[Data entries]
Start
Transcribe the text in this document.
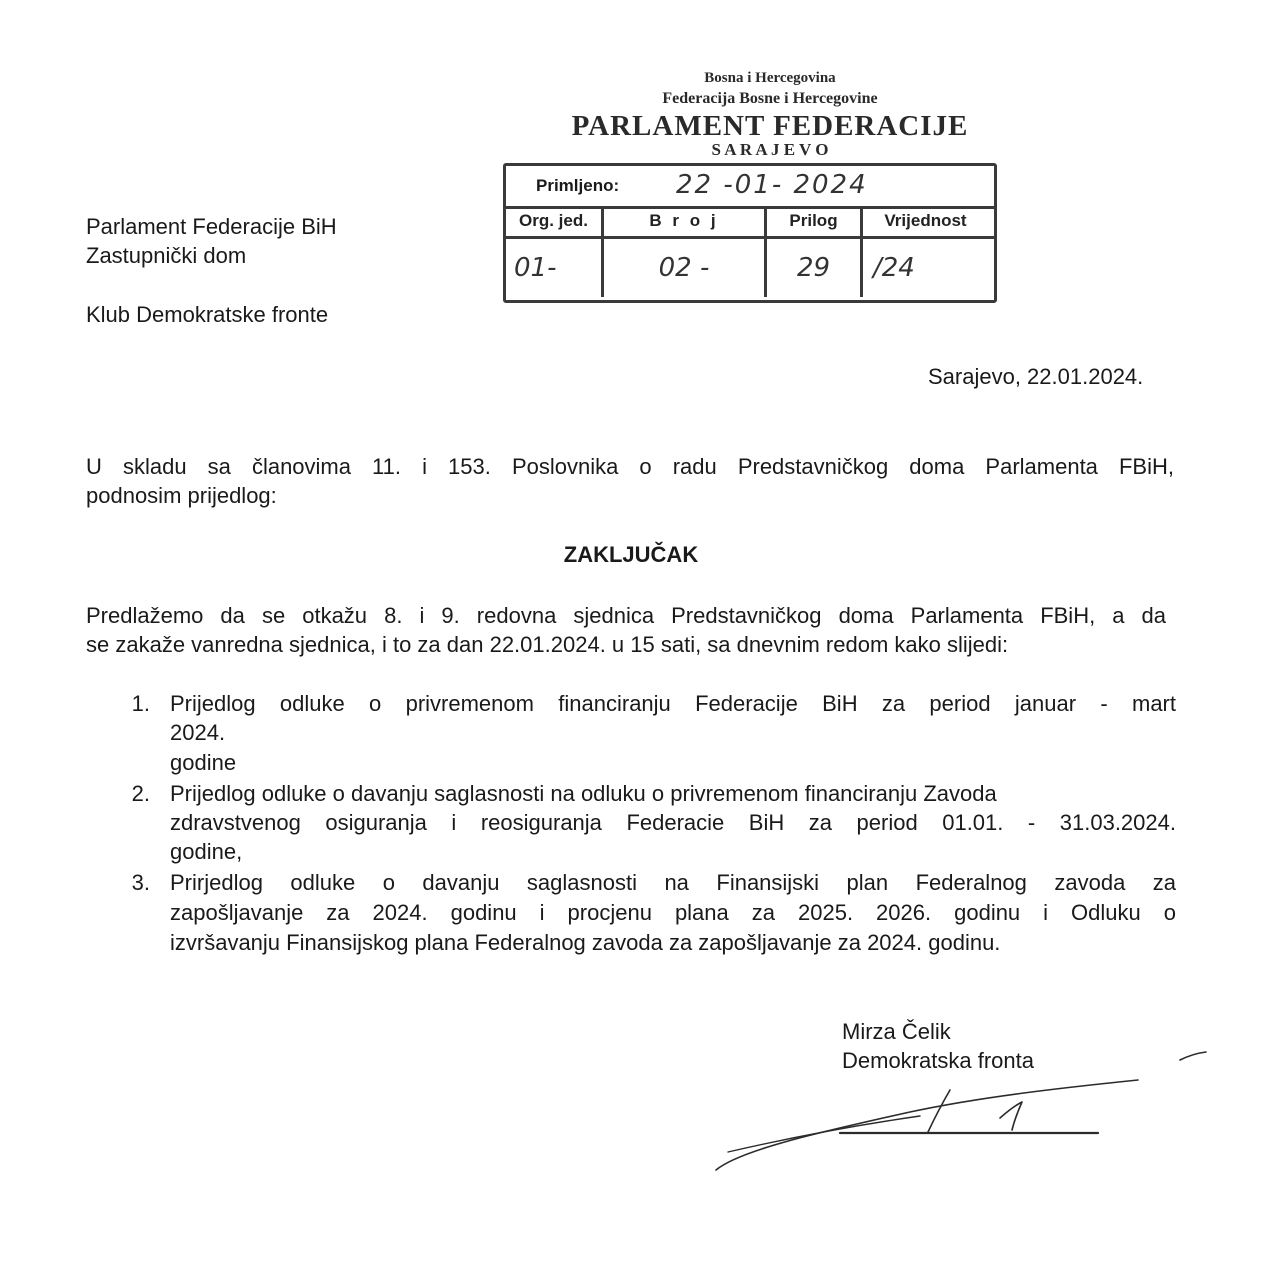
Bosna i Hercegovina
Federacija Bosne i Hercegovine
PARLAMENT FEDERACIJE
S A R A J E V O
Primljeno: 22 -01- 2024
Org. jed.	B r o j	Prilog	Vrijednost
01-	02 -	29	/24
Parlament Federacije BiH
Zastupnički dom
Klub Demokratske fronte
Sarajevo, 22.01.2024.
U skladu sa članovima 11. i 153. Poslovnika o radu Predstavničkog doma Parlamenta FBiH,
podnosim prijedlog:
ZAKLJUČAK
Predlažemo da se otkažu 8. i 9. redovna sjednica Predstavničkog doma Parlamenta FBiH, a da
se zakaže vanredna sjednica, i to za dan 22.01.2024. u 15 sati, sa dnevnim redom kako slijedi:
1. Prijedlog odluke o privremenom financiranju Federacije BiH za period januar - mart
2024.
godine
2. Prijedlog odluke o davanju saglasnosti na odluku o privremenom financiranju Zavoda
zdravstvenog osiguranja i reosiguranja Federacie BiH za period 01.01. - 31.03.2024.
godine,
3. Prirjedlog odluke o davanju saglasnosti na Finansijski plan Federalnog zavoda za
zapošljavanje za 2024. godinu i procjenu plana za 2025. 2026. godinu i Odluku o
izvršavanju Finansijskog plana Federalnog zavoda za zapošljavanje za 2024. godinu.
Mirza Čelik
Demokratska fronta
End
Task goal -
Leave the pictures out, and print every line of the listing exactly as written.

Written reply -
Transcribe the text in this document.
Bosna i Hercegovina
Federacija Bosne i Hercegovine
PARLAMENT FEDERACIJE
S A R A J E V O
Primljeno: 22 -01- 2024
Org. jed.	B r o j	Prilog	Vrijednost
01-	02 -	29	/24
Parlament Federacije BiH
Zastupnički dom
Klub Demokratske fronte
Sarajevo, 22.01.2024.
U skladu sa članovima 11. i 153. Poslovnika o radu Predstavničkog doma Parlamenta FBiH,
podnosim prijedlog:
ZAKLJUČAK
Predlažemo da se otkažu 8. i 9. redovna sjednica Predstavničkog doma Parlamenta FBiH, a da
se zakaže vanredna sjednica, i to za dan 22.01.2024. u 15 sati, sa dnevnim redom kako slijedi:
1. Prijedlog odluke o privremenom financiranju Federacije BiH za period januar - mart
2024.
godine
2. Prijedlog odluke o davanju saglasnosti na odluku o privremenom financiranju Zavoda
zdravstvenog osiguranja i reosiguranja Federacie BiH za period 01.01. - 31.03.2024.
godine,
3. Prirjedlog odluke o davanju saglasnosti na Finansijski plan Federalnog zavoda za
zapošljavanje za 2024. godinu i procjenu plana za 2025. 2026. godinu i Odluku o
izvršavanju Finansijskog plana Federalnog zavoda za zapošljavanje za 2024. godinu.
Mirza Čelik
Demokratska fronta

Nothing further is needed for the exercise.